* start EXCERPTED RECORDS *

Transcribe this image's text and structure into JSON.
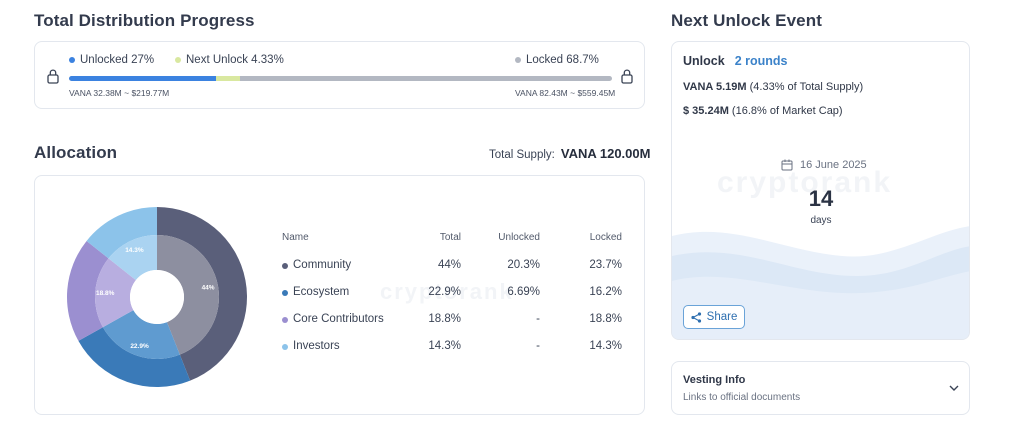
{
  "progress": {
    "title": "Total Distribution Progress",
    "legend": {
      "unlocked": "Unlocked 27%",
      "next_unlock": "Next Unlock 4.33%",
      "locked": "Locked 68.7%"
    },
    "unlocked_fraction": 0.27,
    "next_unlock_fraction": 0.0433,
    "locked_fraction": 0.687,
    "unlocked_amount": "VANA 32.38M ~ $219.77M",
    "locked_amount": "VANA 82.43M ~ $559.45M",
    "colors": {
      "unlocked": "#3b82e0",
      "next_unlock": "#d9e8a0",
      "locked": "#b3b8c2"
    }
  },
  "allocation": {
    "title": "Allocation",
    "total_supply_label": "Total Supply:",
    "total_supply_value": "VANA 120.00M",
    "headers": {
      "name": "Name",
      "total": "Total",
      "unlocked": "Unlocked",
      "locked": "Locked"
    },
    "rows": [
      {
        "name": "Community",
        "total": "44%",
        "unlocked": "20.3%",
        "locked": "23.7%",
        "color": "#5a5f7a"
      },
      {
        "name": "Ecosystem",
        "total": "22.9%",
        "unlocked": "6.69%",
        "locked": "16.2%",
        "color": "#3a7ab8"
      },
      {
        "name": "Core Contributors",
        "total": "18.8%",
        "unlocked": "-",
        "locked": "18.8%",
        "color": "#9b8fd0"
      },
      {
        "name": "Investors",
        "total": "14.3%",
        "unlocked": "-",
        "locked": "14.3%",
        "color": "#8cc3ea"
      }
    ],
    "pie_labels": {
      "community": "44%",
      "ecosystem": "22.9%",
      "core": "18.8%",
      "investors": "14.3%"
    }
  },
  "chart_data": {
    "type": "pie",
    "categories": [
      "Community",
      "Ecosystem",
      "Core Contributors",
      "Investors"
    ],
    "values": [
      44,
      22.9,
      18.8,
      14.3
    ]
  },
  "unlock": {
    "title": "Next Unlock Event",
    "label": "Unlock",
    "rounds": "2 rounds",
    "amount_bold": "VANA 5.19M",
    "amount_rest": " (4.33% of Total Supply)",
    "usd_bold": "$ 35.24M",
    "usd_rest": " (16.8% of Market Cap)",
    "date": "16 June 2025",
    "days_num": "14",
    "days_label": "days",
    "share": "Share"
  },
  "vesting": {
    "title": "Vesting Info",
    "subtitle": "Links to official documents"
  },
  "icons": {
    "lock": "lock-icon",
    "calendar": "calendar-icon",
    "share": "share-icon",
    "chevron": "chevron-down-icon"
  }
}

* end EXCERPTED RECORDS *

* **INSTRUCTIONS TO FOLLOW**
Quote all the records verbatim, dropping any pictures from your copy.

* **FULL OUTPUT**
Transcribe this image's text and structure into JSON.
{
  "progress": {
    "title": "Total Distribution Progress",
    "legend": {
      "unlocked": "Unlocked 27%",
      "next_unlock": "Next Unlock 4.33%",
      "locked": "Locked 68.7%"
    },
    "unlocked_fraction": 0.27,
    "next_unlock_fraction": 0.0433,
    "locked_fraction": 0.687,
    "unlocked_amount": "VANA 32.38M ~ $219.77M",
    "locked_amount": "VANA 82.43M ~ $559.45M",
    "colors": {
      "unlocked": "#3b82e0",
      "next_unlock": "#d9e8a0",
      "locked": "#b3b8c2"
    }
  },
  "allocation": {
    "title": "Allocation",
    "total_supply_label": "Total Supply:",
    "total_supply_value": "VANA 120.00M",
    "headers": {
      "name": "Name",
      "total": "Total",
      "unlocked": "Unlocked",
      "locked": "Locked"
    },
    "rows": [
      {
        "name": "Community",
        "total": "44%",
        "unlocked": "20.3%",
        "locked": "23.7%",
        "color": "#5a5f7a"
      },
      {
        "name": "Ecosystem",
        "total": "22.9%",
        "unlocked": "6.69%",
        "locked": "16.2%",
        "color": "#3a7ab8"
      },
      {
        "name": "Core Contributors",
        "total": "18.8%",
        "unlocked": "-",
        "locked": "18.8%",
        "color": "#9b8fd0"
      },
      {
        "name": "Investors",
        "total": "14.3%",
        "unlocked": "-",
        "locked": "14.3%",
        "color": "#8cc3ea"
      }
    ],
    "pie_labels": {
      "community": "44%",
      "ecosystem": "22.9%",
      "core": "18.8%",
      "investors": "14.3%"
    }
  },
  "chart_data": {
    "type": "pie",
    "categories": [
      "Community",
      "Ecosystem",
      "Core Contributors",
      "Investors"
    ],
    "values": [
      44,
      22.9,
      18.8,
      14.3
    ]
  },
  "unlock": {
    "title": "Next Unlock Event",
    "label": "Unlock",
    "rounds": "2 rounds",
    "amount_bold": "VANA 5.19M",
    "amount_rest": " (4.33% of Total Supply)",
    "usd_bold": "$ 35.24M",
    "usd_rest": " (16.8% of Market Cap)",
    "date": "16 June 2025",
    "days_num": "14",
    "days_label": "days",
    "share": "Share"
  },
  "vesting": {
    "title": "Vesting Info",
    "subtitle": "Links to official documents"
  },
  "icons": {
    "lock": "lock-icon",
    "calendar": "calendar-icon",
    "share": "share-icon",
    "chevron": "chevron-down-icon"
  }
}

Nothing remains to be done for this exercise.